▸ **What you will do**: Transcribe the entries that follow exactly as they appear, minus pictures.

(Entries taken from a collection)
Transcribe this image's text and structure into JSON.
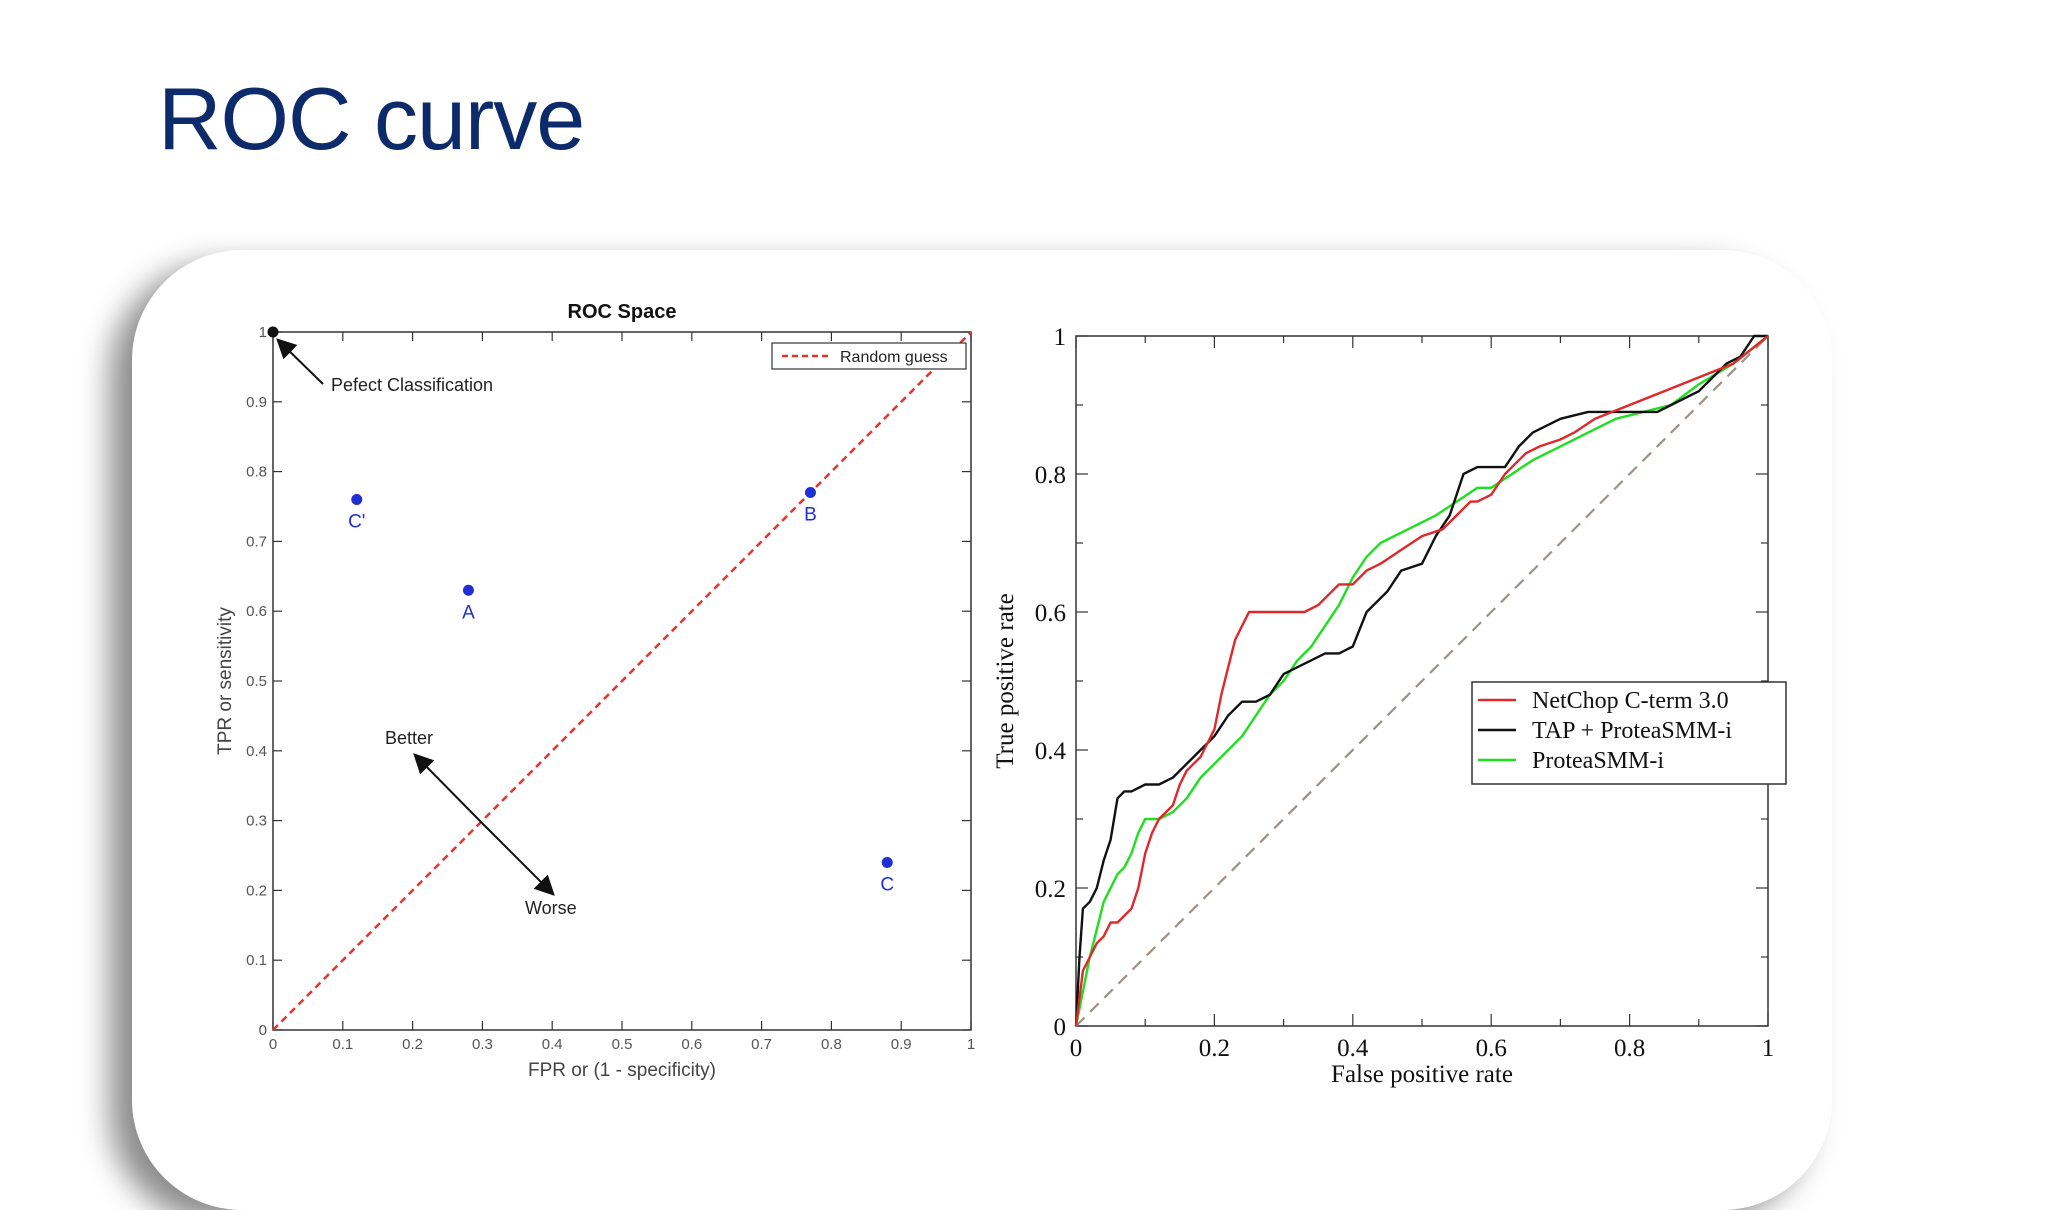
{
  "slide": {
    "title": "ROC curve"
  },
  "chart_data": [
    {
      "type": "scatter",
      "title": "ROC Space",
      "xlabel": "FPR or (1 - specificity)",
      "ylabel": "TPR or sensitivity",
      "xlim": [
        0,
        1
      ],
      "ylim": [
        0,
        1
      ],
      "xticks": [
        "0",
        "0.1",
        "0.2",
        "0.3",
        "0.4",
        "0.5",
        "0.6",
        "0.7",
        "0.8",
        "0.9",
        "1"
      ],
      "yticks": [
        "0",
        "0.1",
        "0.2",
        "0.3",
        "0.4",
        "0.5",
        "0.6",
        "0.7",
        "0.8",
        "0.9",
        "1"
      ],
      "legend": {
        "position": "top-right",
        "entries": [
          "Random guess"
        ]
      },
      "diagonal": {
        "name": "Random guess",
        "color": "#e8322c",
        "x": [
          0,
          1
        ],
        "y": [
          0,
          1
        ]
      },
      "points": [
        {
          "label": "",
          "x": 0,
          "y": 1,
          "color": "#111111"
        },
        {
          "label": "C'",
          "x": 0.12,
          "y": 0.76,
          "color": "#1f2fd6"
        },
        {
          "label": "A",
          "x": 0.28,
          "y": 0.63,
          "color": "#1f2fd6"
        },
        {
          "label": "B",
          "x": 0.77,
          "y": 0.77,
          "color": "#1f2fd6"
        },
        {
          "label": "C",
          "x": 0.88,
          "y": 0.24,
          "color": "#1f2fd6"
        }
      ],
      "annotations": {
        "perfect": "Pefect Classification",
        "better": "Better",
        "worse": "Worse"
      }
    },
    {
      "type": "line",
      "xlabel": "False positive rate",
      "ylabel": "True positive rate",
      "xlim": [
        0,
        1
      ],
      "ylim": [
        0,
        1
      ],
      "xticks": [
        "0",
        "0.2",
        "0.4",
        "0.6",
        "0.8",
        "1"
      ],
      "yticks": [
        "0",
        "0.2",
        "0.4",
        "0.6",
        "0.8",
        "1"
      ],
      "legend": {
        "position": "center-right"
      },
      "diagonal": {
        "color": "#a08f85",
        "x": [
          0,
          1
        ],
        "y": [
          0,
          1
        ]
      },
      "series": [
        {
          "name": "NetChop C-term 3.0",
          "color": "#e0282a",
          "x": [
            0,
            0.01,
            0.02,
            0.03,
            0.04,
            0.05,
            0.06,
            0.07,
            0.08,
            0.09,
            0.1,
            0.11,
            0.12,
            0.13,
            0.14,
            0.15,
            0.16,
            0.17,
            0.18,
            0.19,
            0.2,
            0.21,
            0.22,
            0.23,
            0.24,
            0.25,
            0.26,
            0.28,
            0.3,
            0.33,
            0.35,
            0.36,
            0.37,
            0.38,
            0.4,
            0.42,
            0.44,
            0.47,
            0.5,
            0.53,
            0.55,
            0.57,
            0.58,
            0.6,
            0.62,
            0.65,
            0.67,
            0.7,
            0.72,
            0.75,
            0.8,
            0.85,
            0.9,
            0.95,
            1
          ],
          "y": [
            0,
            0.08,
            0.1,
            0.12,
            0.13,
            0.15,
            0.15,
            0.16,
            0.17,
            0.2,
            0.25,
            0.28,
            0.3,
            0.31,
            0.32,
            0.35,
            0.37,
            0.38,
            0.39,
            0.41,
            0.43,
            0.48,
            0.52,
            0.56,
            0.58,
            0.6,
            0.6,
            0.6,
            0.6,
            0.6,
            0.61,
            0.62,
            0.63,
            0.64,
            0.64,
            0.66,
            0.67,
            0.69,
            0.71,
            0.72,
            0.74,
            0.76,
            0.76,
            0.77,
            0.8,
            0.83,
            0.84,
            0.85,
            0.86,
            0.88,
            0.9,
            0.92,
            0.94,
            0.96,
            1
          ]
        },
        {
          "name": "TAP + ProteaSMM-i",
          "color": "#111111",
          "x": [
            0,
            0.005,
            0.01,
            0.02,
            0.03,
            0.04,
            0.05,
            0.06,
            0.07,
            0.08,
            0.1,
            0.12,
            0.14,
            0.16,
            0.18,
            0.2,
            0.22,
            0.24,
            0.26,
            0.28,
            0.3,
            0.32,
            0.34,
            0.36,
            0.38,
            0.4,
            0.42,
            0.44,
            0.45,
            0.47,
            0.5,
            0.52,
            0.54,
            0.56,
            0.58,
            0.6,
            0.62,
            0.64,
            0.66,
            0.7,
            0.74,
            0.78,
            0.84,
            0.86,
            0.9,
            0.94,
            0.96,
            0.98,
            1
          ],
          "y": [
            0,
            0.1,
            0.17,
            0.18,
            0.2,
            0.24,
            0.27,
            0.33,
            0.34,
            0.34,
            0.35,
            0.35,
            0.36,
            0.38,
            0.4,
            0.42,
            0.45,
            0.47,
            0.47,
            0.48,
            0.51,
            0.52,
            0.53,
            0.54,
            0.54,
            0.55,
            0.6,
            0.62,
            0.63,
            0.66,
            0.67,
            0.71,
            0.74,
            0.8,
            0.81,
            0.81,
            0.81,
            0.84,
            0.86,
            0.88,
            0.89,
            0.89,
            0.89,
            0.9,
            0.92,
            0.96,
            0.97,
            1,
            1
          ]
        },
        {
          "name": "ProteaSMM-i",
          "color": "#1ee01e",
          "x": [
            0,
            0.01,
            0.02,
            0.03,
            0.04,
            0.05,
            0.06,
            0.07,
            0.08,
            0.09,
            0.1,
            0.12,
            0.14,
            0.16,
            0.18,
            0.2,
            0.22,
            0.24,
            0.26,
            0.28,
            0.3,
            0.32,
            0.34,
            0.36,
            0.38,
            0.4,
            0.42,
            0.44,
            0.46,
            0.48,
            0.5,
            0.52,
            0.55,
            0.58,
            0.6,
            0.63,
            0.66,
            0.7,
            0.74,
            0.78,
            0.82,
            0.86,
            0.9,
            0.95,
            1
          ],
          "y": [
            0,
            0.05,
            0.1,
            0.14,
            0.18,
            0.2,
            0.22,
            0.23,
            0.25,
            0.28,
            0.3,
            0.3,
            0.31,
            0.33,
            0.36,
            0.38,
            0.4,
            0.42,
            0.45,
            0.48,
            0.5,
            0.53,
            0.55,
            0.58,
            0.61,
            0.65,
            0.68,
            0.7,
            0.71,
            0.72,
            0.73,
            0.74,
            0.76,
            0.78,
            0.78,
            0.8,
            0.82,
            0.84,
            0.86,
            0.88,
            0.89,
            0.9,
            0.93,
            0.96,
            1
          ]
        }
      ]
    }
  ]
}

▸ **Complete response**:
Transcribe this image's text and structure into JSON.
{
  "slide": {
    "title": "ROC curve"
  },
  "chart_data": [
    {
      "type": "scatter",
      "title": "ROC Space",
      "xlabel": "FPR or (1 - specificity)",
      "ylabel": "TPR or sensitivity",
      "xlim": [
        0,
        1
      ],
      "ylim": [
        0,
        1
      ],
      "xticks": [
        "0",
        "0.1",
        "0.2",
        "0.3",
        "0.4",
        "0.5",
        "0.6",
        "0.7",
        "0.8",
        "0.9",
        "1"
      ],
      "yticks": [
        "0",
        "0.1",
        "0.2",
        "0.3",
        "0.4",
        "0.5",
        "0.6",
        "0.7",
        "0.8",
        "0.9",
        "1"
      ],
      "legend": {
        "position": "top-right",
        "entries": [
          "Random guess"
        ]
      },
      "diagonal": {
        "name": "Random guess",
        "color": "#e8322c",
        "x": [
          0,
          1
        ],
        "y": [
          0,
          1
        ]
      },
      "points": [
        {
          "label": "",
          "x": 0,
          "y": 1,
          "color": "#111111"
        },
        {
          "label": "C'",
          "x": 0.12,
          "y": 0.76,
          "color": "#1f2fd6"
        },
        {
          "label": "A",
          "x": 0.28,
          "y": 0.63,
          "color": "#1f2fd6"
        },
        {
          "label": "B",
          "x": 0.77,
          "y": 0.77,
          "color": "#1f2fd6"
        },
        {
          "label": "C",
          "x": 0.88,
          "y": 0.24,
          "color": "#1f2fd6"
        }
      ],
      "annotations": {
        "perfect": "Pefect Classification",
        "better": "Better",
        "worse": "Worse"
      }
    },
    {
      "type": "line",
      "xlabel": "False positive rate",
      "ylabel": "True positive rate",
      "xlim": [
        0,
        1
      ],
      "ylim": [
        0,
        1
      ],
      "xticks": [
        "0",
        "0.2",
        "0.4",
        "0.6",
        "0.8",
        "1"
      ],
      "yticks": [
        "0",
        "0.2",
        "0.4",
        "0.6",
        "0.8",
        "1"
      ],
      "legend": {
        "position": "center-right"
      },
      "diagonal": {
        "color": "#a08f85",
        "x": [
          0,
          1
        ],
        "y": [
          0,
          1
        ]
      },
      "series": [
        {
          "name": "NetChop C-term 3.0",
          "color": "#e0282a",
          "x": [
            0,
            0.01,
            0.02,
            0.03,
            0.04,
            0.05,
            0.06,
            0.07,
            0.08,
            0.09,
            0.1,
            0.11,
            0.12,
            0.13,
            0.14,
            0.15,
            0.16,
            0.17,
            0.18,
            0.19,
            0.2,
            0.21,
            0.22,
            0.23,
            0.24,
            0.25,
            0.26,
            0.28,
            0.3,
            0.33,
            0.35,
            0.36,
            0.37,
            0.38,
            0.4,
            0.42,
            0.44,
            0.47,
            0.5,
            0.53,
            0.55,
            0.57,
            0.58,
            0.6,
            0.62,
            0.65,
            0.67,
            0.7,
            0.72,
            0.75,
            0.8,
            0.85,
            0.9,
            0.95,
            1
          ],
          "y": [
            0,
            0.08,
            0.1,
            0.12,
            0.13,
            0.15,
            0.15,
            0.16,
            0.17,
            0.2,
            0.25,
            0.28,
            0.3,
            0.31,
            0.32,
            0.35,
            0.37,
            0.38,
            0.39,
            0.41,
            0.43,
            0.48,
            0.52,
            0.56,
            0.58,
            0.6,
            0.6,
            0.6,
            0.6,
            0.6,
            0.61,
            0.62,
            0.63,
            0.64,
            0.64,
            0.66,
            0.67,
            0.69,
            0.71,
            0.72,
            0.74,
            0.76,
            0.76,
            0.77,
            0.8,
            0.83,
            0.84,
            0.85,
            0.86,
            0.88,
            0.9,
            0.92,
            0.94,
            0.96,
            1
          ]
        },
        {
          "name": "TAP + ProteaSMM-i",
          "color": "#111111",
          "x": [
            0,
            0.005,
            0.01,
            0.02,
            0.03,
            0.04,
            0.05,
            0.06,
            0.07,
            0.08,
            0.1,
            0.12,
            0.14,
            0.16,
            0.18,
            0.2,
            0.22,
            0.24,
            0.26,
            0.28,
            0.3,
            0.32,
            0.34,
            0.36,
            0.38,
            0.4,
            0.42,
            0.44,
            0.45,
            0.47,
            0.5,
            0.52,
            0.54,
            0.56,
            0.58,
            0.6,
            0.62,
            0.64,
            0.66,
            0.7,
            0.74,
            0.78,
            0.84,
            0.86,
            0.9,
            0.94,
            0.96,
            0.98,
            1
          ],
          "y": [
            0,
            0.1,
            0.17,
            0.18,
            0.2,
            0.24,
            0.27,
            0.33,
            0.34,
            0.34,
            0.35,
            0.35,
            0.36,
            0.38,
            0.4,
            0.42,
            0.45,
            0.47,
            0.47,
            0.48,
            0.51,
            0.52,
            0.53,
            0.54,
            0.54,
            0.55,
            0.6,
            0.62,
            0.63,
            0.66,
            0.67,
            0.71,
            0.74,
            0.8,
            0.81,
            0.81,
            0.81,
            0.84,
            0.86,
            0.88,
            0.89,
            0.89,
            0.89,
            0.9,
            0.92,
            0.96,
            0.97,
            1,
            1
          ]
        },
        {
          "name": "ProteaSMM-i",
          "color": "#1ee01e",
          "x": [
            0,
            0.01,
            0.02,
            0.03,
            0.04,
            0.05,
            0.06,
            0.07,
            0.08,
            0.09,
            0.1,
            0.12,
            0.14,
            0.16,
            0.18,
            0.2,
            0.22,
            0.24,
            0.26,
            0.28,
            0.3,
            0.32,
            0.34,
            0.36,
            0.38,
            0.4,
            0.42,
            0.44,
            0.46,
            0.48,
            0.5,
            0.52,
            0.55,
            0.58,
            0.6,
            0.63,
            0.66,
            0.7,
            0.74,
            0.78,
            0.82,
            0.86,
            0.9,
            0.95,
            1
          ],
          "y": [
            0,
            0.05,
            0.1,
            0.14,
            0.18,
            0.2,
            0.22,
            0.23,
            0.25,
            0.28,
            0.3,
            0.3,
            0.31,
            0.33,
            0.36,
            0.38,
            0.4,
            0.42,
            0.45,
            0.48,
            0.5,
            0.53,
            0.55,
            0.58,
            0.61,
            0.65,
            0.68,
            0.7,
            0.71,
            0.72,
            0.73,
            0.74,
            0.76,
            0.78,
            0.78,
            0.8,
            0.82,
            0.84,
            0.86,
            0.88,
            0.89,
            0.9,
            0.93,
            0.96,
            1
          ]
        }
      ]
    }
  ]
}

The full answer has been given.